--- PROVIDED TEXT ---

[PATCH] D140373: [WebAssembly][LiveDebugValues] Handle target index defs

Heejin Ahn via Phabricator via llvm-commits llvm-commits at lists.llvm.org
Wed Jan 4 17:12:45 PST 2023


aheejin added a comment.

In D140373#4016029 <https://reviews.llvm.org/D140373#4016029>, @jmorse wrote:

> Thanks for assurance about the stack-popping being addressed elsewhere -- it might be worth putting a comment in D138943 <https://reviews.llvm.org/D138943> next to the definition of struct WasmLoc about that being a deliberate non-objective, to enlighten future readers.

I tried that but I was not sure whether it was the best location. I wrote about it in https://reviews.llvm.org/D138943#4027424.

> A note on the performance characteristics -- the set of "live" variable locations that are being tracked are kept in a sparse bitvector, one bit per {Variable,MachineLocation} pair. Some large projects can have hundreds (or thousands) of variables for each machine location, which creates a lot of overhead when updating the sparse bitvector. So, a couple of years ago the sparse bitvector became a coalescing bitvector that groups bits together, and the numerical space of the locations were grouped by machine location to make them coalesce better, improving compile-time performance. There's more explanation at D74986 <https://reviews.llvm.org/D74986> and that stack.
>
> As you're placing all target index locations in the `kWasmLocation` location, for large projects there's a risk that the tracking of variable locations won't compress very well, because the bit numbers given for them are randomly spread between variables and target indexes. If you gave each target index it's own u32_location_t, they would group together better and compress more.
>
> This isn't actually anything to care about unless you're dealing with absolutely massive functions with lots of inlining, but I figured I'd explain in case you see poor compile-time performance in this area in the future.

Thanks a lot for the info! I tried the current patch with various Emscripten benchmarks, which includes sizable programs, and I didn't notice pathological slowdown for them. But this is certainly possible with larger programs, and I'll probably do this as a followup if the need arises. I added a `TODO` describing this possibility above the definition of `kWasmLocation`.

---

* [ASSIGNMENT] Please reproduce the passage of the patch review message that opens with the words "[PATCH] D140373: [WebAssembly][LiveDebugValues]" and closes with "added a comment.", keeping every word and mark unchanged.

--- RECORDS PROVIDED ---

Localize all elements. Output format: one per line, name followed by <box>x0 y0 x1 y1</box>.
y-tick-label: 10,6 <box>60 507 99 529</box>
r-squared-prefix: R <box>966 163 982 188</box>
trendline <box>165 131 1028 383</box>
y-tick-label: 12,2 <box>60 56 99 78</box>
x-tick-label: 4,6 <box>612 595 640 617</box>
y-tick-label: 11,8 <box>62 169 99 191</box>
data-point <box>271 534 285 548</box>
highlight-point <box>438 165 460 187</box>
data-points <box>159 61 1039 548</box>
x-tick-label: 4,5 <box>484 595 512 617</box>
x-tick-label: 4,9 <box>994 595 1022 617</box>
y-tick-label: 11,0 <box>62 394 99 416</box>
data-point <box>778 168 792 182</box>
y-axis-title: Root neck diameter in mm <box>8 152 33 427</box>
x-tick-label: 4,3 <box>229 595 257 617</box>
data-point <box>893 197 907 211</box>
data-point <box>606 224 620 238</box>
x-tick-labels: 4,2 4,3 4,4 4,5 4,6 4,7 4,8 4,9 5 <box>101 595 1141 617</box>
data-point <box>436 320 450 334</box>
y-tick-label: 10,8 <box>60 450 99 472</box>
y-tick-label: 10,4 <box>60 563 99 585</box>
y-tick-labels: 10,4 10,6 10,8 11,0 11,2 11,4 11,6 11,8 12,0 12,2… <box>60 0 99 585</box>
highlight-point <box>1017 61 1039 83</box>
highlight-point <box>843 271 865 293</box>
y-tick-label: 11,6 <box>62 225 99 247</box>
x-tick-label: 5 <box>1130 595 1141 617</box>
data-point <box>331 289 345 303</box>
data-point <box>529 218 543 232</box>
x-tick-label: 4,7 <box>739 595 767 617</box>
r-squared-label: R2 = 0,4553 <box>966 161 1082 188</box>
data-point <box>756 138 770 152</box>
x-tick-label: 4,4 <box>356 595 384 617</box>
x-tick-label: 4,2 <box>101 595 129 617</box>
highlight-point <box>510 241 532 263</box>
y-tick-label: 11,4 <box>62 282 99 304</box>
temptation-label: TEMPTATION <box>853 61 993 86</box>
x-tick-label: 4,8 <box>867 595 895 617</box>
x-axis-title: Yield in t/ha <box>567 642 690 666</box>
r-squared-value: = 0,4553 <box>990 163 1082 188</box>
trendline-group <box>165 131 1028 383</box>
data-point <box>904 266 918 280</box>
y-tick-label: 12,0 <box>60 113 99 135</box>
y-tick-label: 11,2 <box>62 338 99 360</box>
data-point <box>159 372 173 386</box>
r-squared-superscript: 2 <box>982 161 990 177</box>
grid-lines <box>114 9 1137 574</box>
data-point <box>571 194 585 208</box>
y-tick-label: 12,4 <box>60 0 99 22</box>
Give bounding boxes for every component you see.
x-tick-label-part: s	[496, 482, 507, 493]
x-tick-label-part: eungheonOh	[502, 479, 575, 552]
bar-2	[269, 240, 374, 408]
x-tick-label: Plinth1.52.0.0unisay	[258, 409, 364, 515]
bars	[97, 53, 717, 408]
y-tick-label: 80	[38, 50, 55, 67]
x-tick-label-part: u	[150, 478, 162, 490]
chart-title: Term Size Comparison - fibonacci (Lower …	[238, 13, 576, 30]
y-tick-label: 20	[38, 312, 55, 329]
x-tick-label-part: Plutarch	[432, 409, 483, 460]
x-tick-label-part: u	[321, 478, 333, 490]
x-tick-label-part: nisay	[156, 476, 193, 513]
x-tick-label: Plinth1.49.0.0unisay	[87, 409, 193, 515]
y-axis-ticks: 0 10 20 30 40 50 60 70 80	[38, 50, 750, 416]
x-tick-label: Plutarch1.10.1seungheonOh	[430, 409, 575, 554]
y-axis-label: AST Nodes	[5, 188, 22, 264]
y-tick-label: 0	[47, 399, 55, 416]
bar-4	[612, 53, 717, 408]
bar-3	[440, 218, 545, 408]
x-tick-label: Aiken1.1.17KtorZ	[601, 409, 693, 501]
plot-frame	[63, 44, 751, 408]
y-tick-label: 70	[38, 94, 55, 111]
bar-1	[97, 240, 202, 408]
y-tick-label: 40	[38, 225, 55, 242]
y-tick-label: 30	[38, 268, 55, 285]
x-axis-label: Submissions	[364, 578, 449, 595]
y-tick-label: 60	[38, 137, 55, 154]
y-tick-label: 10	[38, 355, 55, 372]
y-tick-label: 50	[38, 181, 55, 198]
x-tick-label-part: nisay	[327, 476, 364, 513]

---

* [ANSWER TO THIS PROBLEM]
[PATCH] D140373: [WebAssembly][LiveDebugValues] Handle target index defs

Heejin Ahn via Phabricator via llvm-commits llvm-commits at lists.llvm.org
Wed Jan 4 17:12:45 PST 2023


aheejin added a comment.